YOUR INSTRUCTIONS ::
Output nothing but the number of lines that include the word "button".

---------- INPUT MATERIAL ----------

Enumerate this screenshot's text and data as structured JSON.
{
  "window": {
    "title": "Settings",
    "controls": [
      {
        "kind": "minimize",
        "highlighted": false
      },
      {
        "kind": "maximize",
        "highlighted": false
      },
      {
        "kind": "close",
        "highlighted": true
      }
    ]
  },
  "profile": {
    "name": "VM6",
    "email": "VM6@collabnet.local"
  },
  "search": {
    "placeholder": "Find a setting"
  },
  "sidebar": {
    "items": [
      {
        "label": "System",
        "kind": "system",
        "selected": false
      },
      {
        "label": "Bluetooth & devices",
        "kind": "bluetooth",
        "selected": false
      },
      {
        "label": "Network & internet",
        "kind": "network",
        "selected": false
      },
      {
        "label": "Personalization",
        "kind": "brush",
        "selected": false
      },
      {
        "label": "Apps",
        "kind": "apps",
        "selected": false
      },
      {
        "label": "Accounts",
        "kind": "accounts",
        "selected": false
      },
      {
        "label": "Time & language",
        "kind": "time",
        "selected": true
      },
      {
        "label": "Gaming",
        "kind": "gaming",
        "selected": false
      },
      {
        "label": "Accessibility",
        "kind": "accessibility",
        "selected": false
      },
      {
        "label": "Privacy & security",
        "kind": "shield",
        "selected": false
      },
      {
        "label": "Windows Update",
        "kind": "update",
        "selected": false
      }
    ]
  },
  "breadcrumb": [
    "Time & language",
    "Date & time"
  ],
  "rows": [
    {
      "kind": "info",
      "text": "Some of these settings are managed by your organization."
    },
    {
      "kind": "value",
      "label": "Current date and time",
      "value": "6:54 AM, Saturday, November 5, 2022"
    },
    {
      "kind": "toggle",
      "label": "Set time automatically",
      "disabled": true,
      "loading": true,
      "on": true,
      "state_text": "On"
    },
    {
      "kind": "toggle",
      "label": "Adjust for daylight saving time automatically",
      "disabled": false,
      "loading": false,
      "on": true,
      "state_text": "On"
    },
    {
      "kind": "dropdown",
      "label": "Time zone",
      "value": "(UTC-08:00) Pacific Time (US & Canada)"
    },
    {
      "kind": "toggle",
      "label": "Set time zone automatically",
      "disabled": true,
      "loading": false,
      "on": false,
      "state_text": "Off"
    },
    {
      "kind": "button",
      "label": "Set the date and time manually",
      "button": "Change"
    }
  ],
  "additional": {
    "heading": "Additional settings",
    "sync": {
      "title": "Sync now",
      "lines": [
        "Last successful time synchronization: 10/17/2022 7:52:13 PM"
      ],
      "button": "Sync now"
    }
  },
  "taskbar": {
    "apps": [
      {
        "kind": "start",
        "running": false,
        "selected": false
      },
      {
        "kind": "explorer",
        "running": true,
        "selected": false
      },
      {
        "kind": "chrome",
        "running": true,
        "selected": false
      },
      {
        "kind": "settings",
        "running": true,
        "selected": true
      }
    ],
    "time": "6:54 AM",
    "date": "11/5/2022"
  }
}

----------

TASK ANSWER ::
3